• WHAT YOU WILL DO
Records follow. Pull out every line that contains "chevron".

·····

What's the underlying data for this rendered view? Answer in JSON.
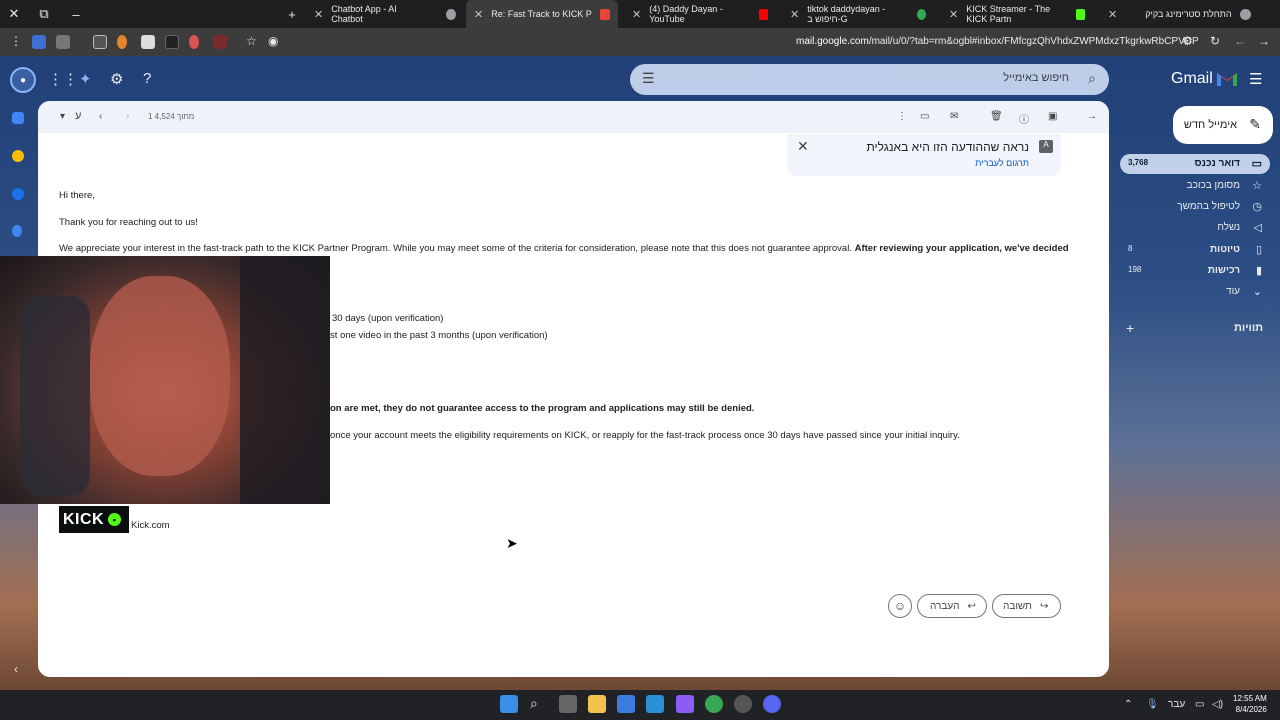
{
  "browser": {
    "tabs": [
      {
        "title": "Chatbot App - AI Chatbot",
        "color": "#e8eaed"
      },
      {
        "title": "Re: Fast Track to KICK Partner P",
        "color": "#ea4335",
        "active": true
      },
      {
        "title": "(4) Daddy Dayan - YouTube",
        "color": "#ff0000"
      },
      {
        "title": "tiktok daddydayan - חיפוש ב-G",
        "color": "#34a853"
      },
      {
        "title": "KICK Streamer - The KICK Partn",
        "color": "#53fc18"
      },
      {
        "title": "התחלת סטרימינג בקיק",
        "color": "#e8eaed"
      }
    ],
    "url_host": "mail.google.com",
    "url_path": "/mail/u/0/?tab=rm&ogbl#inbox/FMfcgzQhVhdxZWPMdxzTkgrkwRbCPVCP"
  },
  "gmail": {
    "logo_text": "Gmail",
    "search_placeholder": "חיפוש באימייל",
    "compose_label": "אימייל חדש",
    "nav": [
      {
        "label": "דואר נכנס",
        "count": "3,768",
        "icon": "inbox-icon"
      },
      {
        "label": "מסומן בכוכב",
        "count": "",
        "icon": "star-icon"
      },
      {
        "label": "לטיפול בהמשך",
        "count": "",
        "icon": "clock-icon"
      },
      {
        "label": "נשלח",
        "count": "",
        "icon": "send-icon"
      },
      {
        "label": "טיוטות",
        "count": "8",
        "icon": "draft-icon"
      },
      {
        "label": "רכישות",
        "count": "198",
        "icon": "purchases-icon"
      },
      {
        "label": "עוד",
        "count": "",
        "icon": "chevron-down-icon"
      }
    ],
    "labels_header": "תוויות"
  },
  "message": {
    "counter": "1 מתוך 4,524",
    "lang_label": "ע",
    "translate_notice": "נראה שההודעה הזו היא באנגלית",
    "translate_link": "תרגום לעברית",
    "greeting": "Hi there,",
    "thanks": "Thank you for reaching out to us!",
    "para1_normal": "We appreciate your interest in the fast-track path to the KICK Partner Program. While you may meet some of the criteria for consideration, please note that this does not guarantee approval. ",
    "para1_bold": "After reviewing your application, we've decided",
    "crit1": "30 days (upon verification)",
    "crit2": "st one video in the past 3 months (upon verification)",
    "bold_line": "on are met, they do not guarantee access to the program and applications may still be denied.",
    "reapply": "once your account meets the eligibility requirements on KICK, or reapply for the fast-track process once 30 days have passed since your initial inquiry.",
    "kick_logo_text": "KICK",
    "kick_link": "Kick.com",
    "reply_label": "תשובה",
    "forward_label": "העברה"
  },
  "taskbar": {
    "lang": "עבר",
    "time": "12:55 AM",
    "date": "8/4/2026"
  }
}
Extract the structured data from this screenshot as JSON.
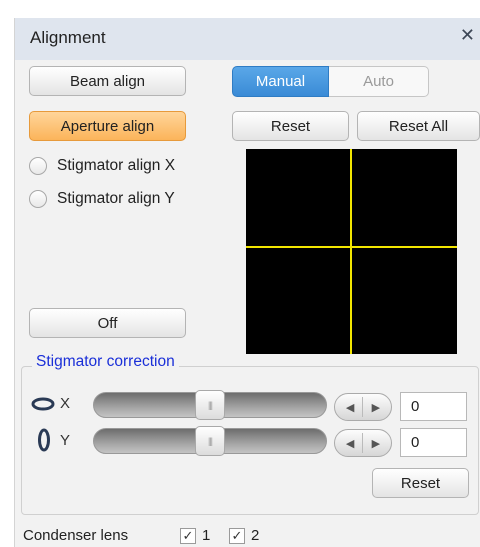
{
  "window": {
    "title": "Alignment",
    "close_icon": "close-icon"
  },
  "align_buttons": {
    "beam": "Beam align",
    "aperture": "Aperture align",
    "stigmator_x": "Stigmator align X",
    "stigmator_y": "Stigmator align Y",
    "off": "Off"
  },
  "mode": {
    "manual": "Manual",
    "auto": "Auto",
    "selected": "Manual"
  },
  "actions": {
    "reset": "Reset",
    "reset_all": "Reset All"
  },
  "stigmator": {
    "title": "Stigmator correction",
    "x": {
      "label": "X",
      "value": "0",
      "slider_level": 0.5
    },
    "y": {
      "label": "Y",
      "value": "0",
      "slider_level": 0.5
    },
    "reset": "Reset"
  },
  "condenser": {
    "label": "Condenser lens",
    "lens1": {
      "label": "1",
      "checked": true
    },
    "lens2": {
      "label": "2",
      "checked": true
    }
  },
  "colors": {
    "accent_blue": "#3a8bd6",
    "active_orange": "#fbb45a",
    "crosshair_yellow": "#f2e600",
    "group_title_blue": "#1a2fd8"
  }
}
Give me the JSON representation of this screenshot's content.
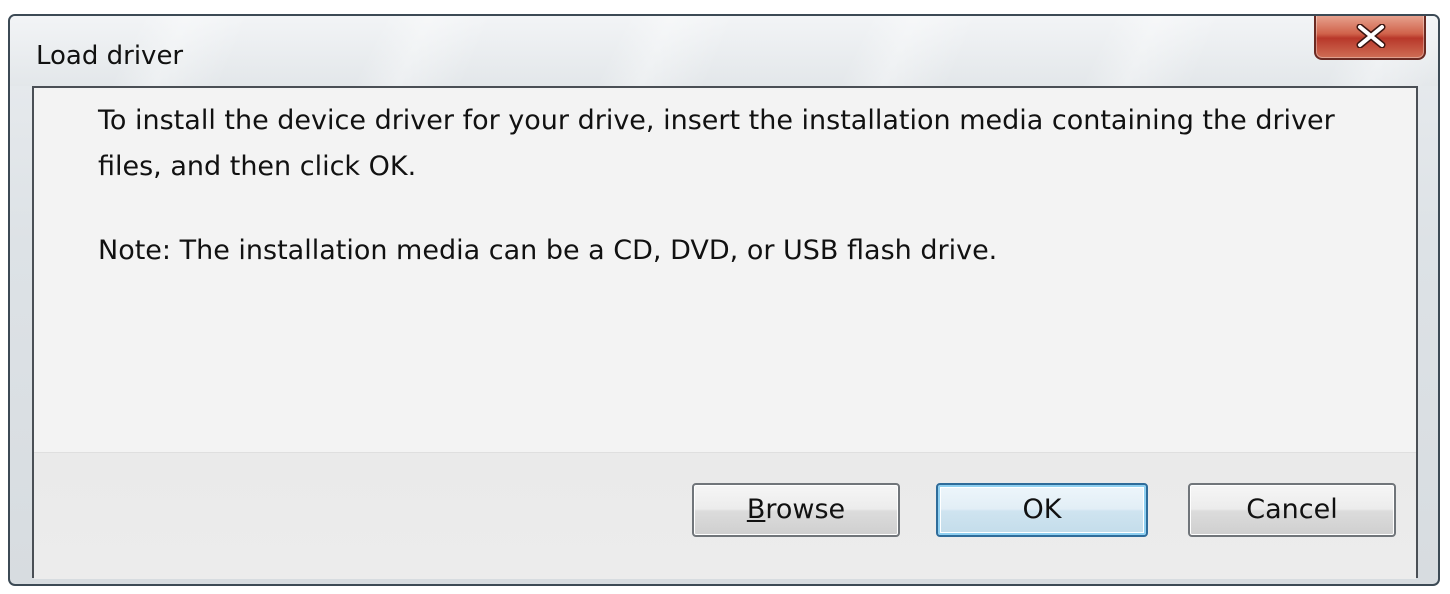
{
  "window": {
    "title": "Load driver",
    "close_glyph": "X"
  },
  "message": {
    "instruction": "To install the device driver for your drive, insert the installation media containing the driver files, and then click OK.",
    "note": "Note: The installation media can be a CD, DVD, or USB flash drive."
  },
  "buttons": {
    "browse_accel": "B",
    "browse_rest": "rowse",
    "ok": "OK",
    "cancel": "Cancel"
  },
  "icons": {
    "close": "close-icon"
  },
  "colors": {
    "close_button": "#c8503c",
    "default_button_border": "#2f6c9a"
  }
}
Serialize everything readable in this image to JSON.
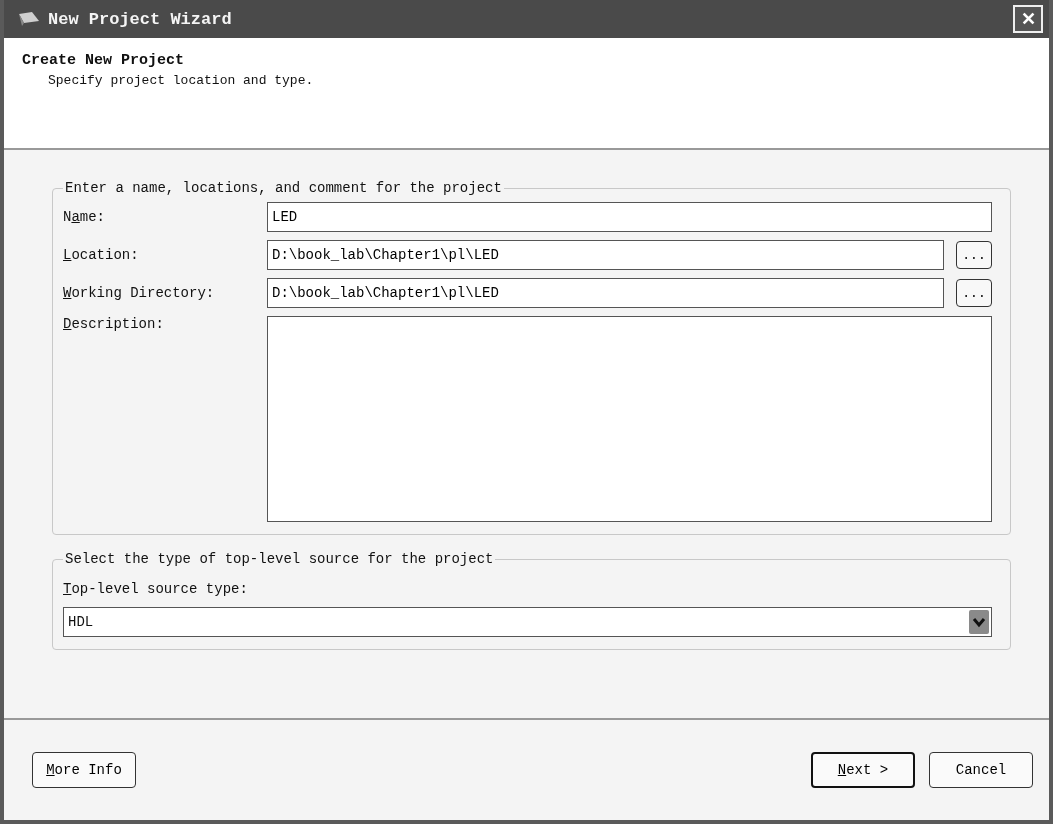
{
  "window": {
    "title": "New Project Wizard",
    "close": "✕"
  },
  "header": {
    "title": "Create New Project",
    "subtitle": "Specify project location and type."
  },
  "project_group": {
    "legend": "Enter a name, locations, and comment for the project",
    "fields": [
      {
        "kind": "text",
        "before": "N",
        "accel": "a",
        "after": "me:",
        "value": "LED"
      },
      {
        "kind": "browse",
        "accel": "L",
        "after": "ocation:",
        "value": "D:\\book_lab\\Chapter1\\pl\\LED",
        "button": "..."
      },
      {
        "kind": "browse",
        "accel": "W",
        "after": "orking Directory:",
        "value": "D:\\book_lab\\Chapter1\\pl\\LED",
        "button": "..."
      },
      {
        "kind": "area",
        "accel": "D",
        "after": "escription:"
      }
    ]
  },
  "source_group": {
    "legend": "Select the type of top-level source for the project",
    "accel": "T",
    "after": "op-level source type:",
    "value": "HDL"
  },
  "buttons": [
    {
      "kind": "left",
      "accel": "M",
      "after": "ore Info",
      "default": false
    },
    {
      "kind": "right",
      "accel": "N",
      "after": "ext >",
      "default": true
    },
    {
      "kind": "right",
      "label": "Cancel",
      "default": false
    }
  ]
}
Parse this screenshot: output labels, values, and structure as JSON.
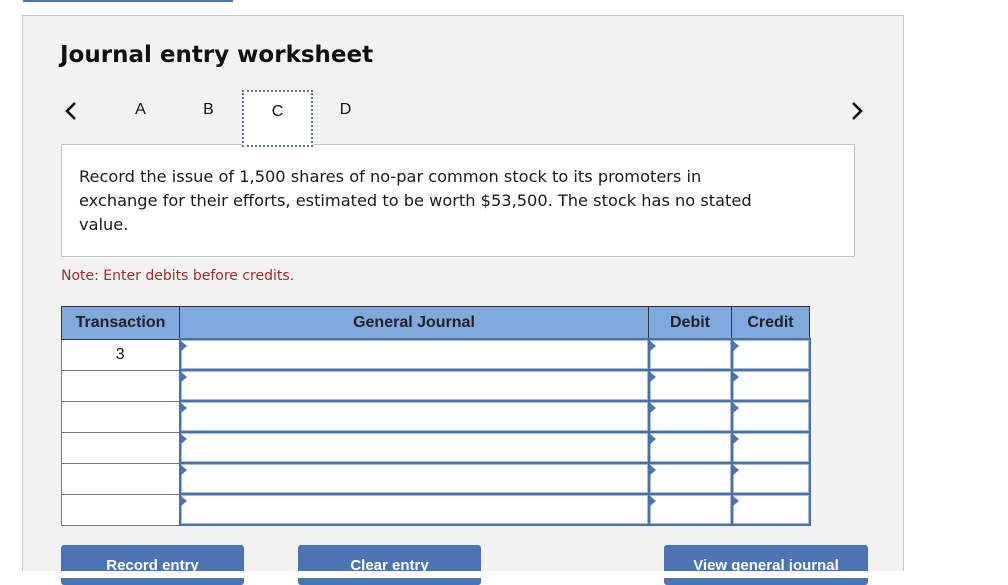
{
  "worksheet": {
    "title": "Journal entry worksheet",
    "nav": {
      "prev_icon": "chevron-left-icon",
      "next_icon": "chevron-right-icon",
      "tabs": [
        {
          "label": "A",
          "active": false
        },
        {
          "label": "B",
          "active": false
        },
        {
          "label": "C",
          "active": true
        },
        {
          "label": "D",
          "active": false
        }
      ]
    },
    "question": "Record the issue of 1,500 shares of no-par common stock to its promoters in exchange for their efforts, estimated to be worth $53,500. The stock has no stated value.",
    "note": "Note: Enter debits before credits.",
    "table": {
      "headers": [
        "Transaction",
        "General Journal",
        "Debit",
        "Credit"
      ],
      "rows": [
        {
          "transaction": "3",
          "general_journal": "",
          "debit": "",
          "credit": ""
        },
        {
          "transaction": "",
          "general_journal": "",
          "debit": "",
          "credit": ""
        },
        {
          "transaction": "",
          "general_journal": "",
          "debit": "",
          "credit": ""
        },
        {
          "transaction": "",
          "general_journal": "",
          "debit": "",
          "credit": ""
        },
        {
          "transaction": "",
          "general_journal": "",
          "debit": "",
          "credit": ""
        },
        {
          "transaction": "",
          "general_journal": "",
          "debit": "",
          "credit": ""
        }
      ]
    },
    "buttons": {
      "record": "Record entry",
      "clear": "Clear entry",
      "view": "View general journal"
    }
  },
  "colors": {
    "accent": "#4a74b3",
    "header_bg": "#80a9de",
    "note": "#a52a2a",
    "panel_bg": "#f2f2f2"
  }
}
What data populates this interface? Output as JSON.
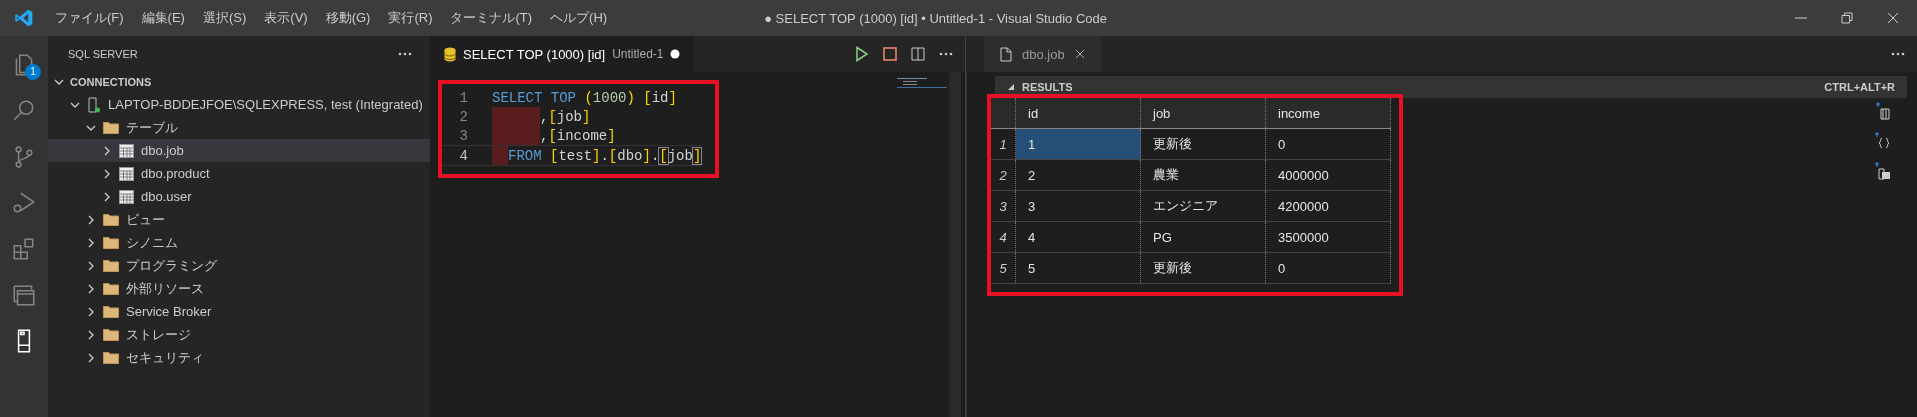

·····

• FINISHED TASK
        "icon": "chevron-down-icon"
      "prev_icon": "chevron-left-icon",
      "next_icon": "chevron-right-icon",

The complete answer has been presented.